Lift out each line of the data that holds "kelp".
────────
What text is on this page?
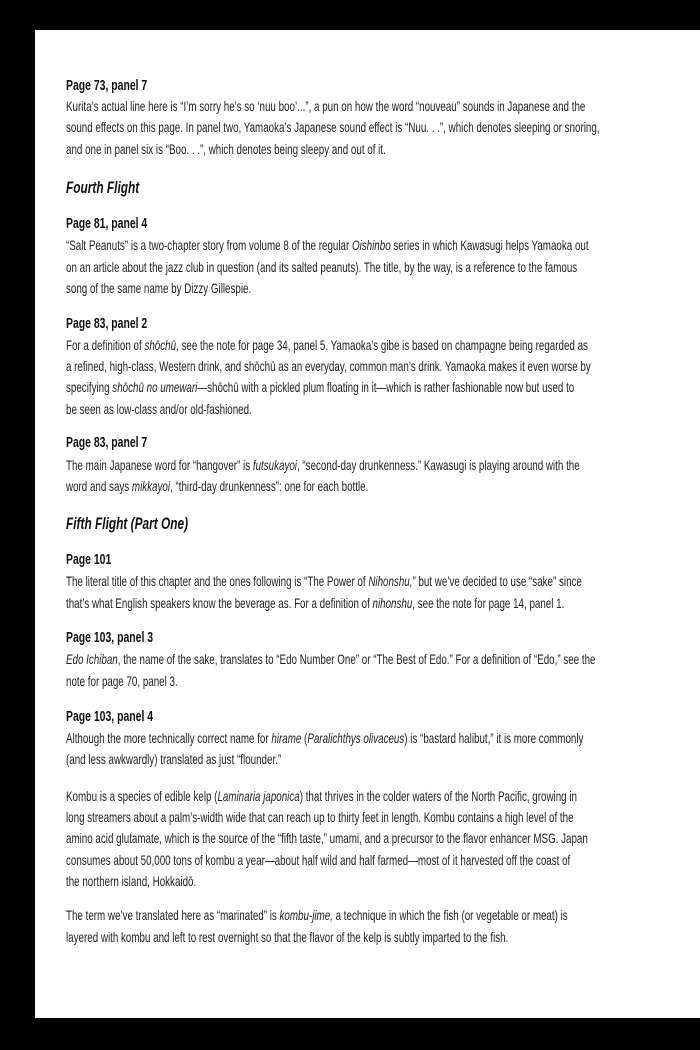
Page 73, panel 7
Kurita’s actual line here is “I’m sorry he’s so ‘nuu boo’...”, a pun on how the word “nouveau” sounds in Japanese and the
sound effects on this page. In panel two, Yamaoka’s Japanese sound effect is “Nuu. . .”, which denotes sleeping or snoring,
and one in panel six is “Boo. . .”, which denotes being sleepy and out of it.
Fourth Flight
Page 81, panel 4
“Salt Peanuts” is a two-chapter story from volume 8 of the regular Oishinbo series in which Kawasugi helps Yamaoka out
on an article about the jazz club in question (and its salted peanuts). The title, by the way, is a reference to the famous
song of the same name by Dizzy Gillespie.
Page 83, panel 2
For a definition of shōchū, see the note for page 34, panel 5. Yamaoka’s gibe is based on champagne being regarded as
a refined, high-class, Western drink, and shōchū as an everyday, common man’s drink. Yamaoka makes it even worse by
specifying shōchū no umewari—shōchū with a pickled plum floating in it—which is rather fashionable now but used to
be seen as low-class and/or old-fashioned.
Page 83, panel 7
The main Japanese word for “hangover” is futsukayoi, “second-day drunkenness.” Kawasugi is playing around with the
word and says mikkayoi, “third-day drunkenness”: one for each bottle.
Fifth Flight (Part One)
Page 101
The literal title of this chapter and the ones following is “The Power of Nihonshu,” but we’ve decided to use “sake” since
that’s what English speakers know the beverage as. For a definition of nihonshu, see the note for page 14, panel 1.
Page 103, panel 3
Edo Ichiban, the name of the sake, translates to “Edo Number One” or “The Best of Edo.” For a definition of “Edo,” see the
note for page 70, panel 3.
Page 103, panel 4
Although the more technically correct name for hirame (Paralichthys olivaceus) is “bastard halibut,” it is more commonly
(and less awkwardly) translated as just “flounder.”
Kombu is a species of edible kelp (Laminaria japonica) that thrives in the colder waters of the North Pacific, growing in
long streamers about a palm’s-width wide that can reach up to thirty feet in length. Kombu contains a high level of the
amino acid glutamate, which is the source of the “fifth taste,” umami, and a precursor to the flavor enhancer MSG. Japan
consumes about 50,000 tons of kombu a year—about half wild and half farmed—most of it harvested off the coast of
the northern island, Hokkaidō.
The term we’ve translated here as “marinated” is kombu-jime, a technique in which the fish (or vegetable or meat) is
layered with kombu and left to rest overnight so that the flavor of the kelp is subtly imparted to the fish.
────────
**Output**
Kombu is a species of edible kelp (Laminaria japonica) that thrives in the colder waters of the North Pacific, growing in
layered with kombu and left to rest overnight so that the flavor of the kelp is subtly imparted to the fish.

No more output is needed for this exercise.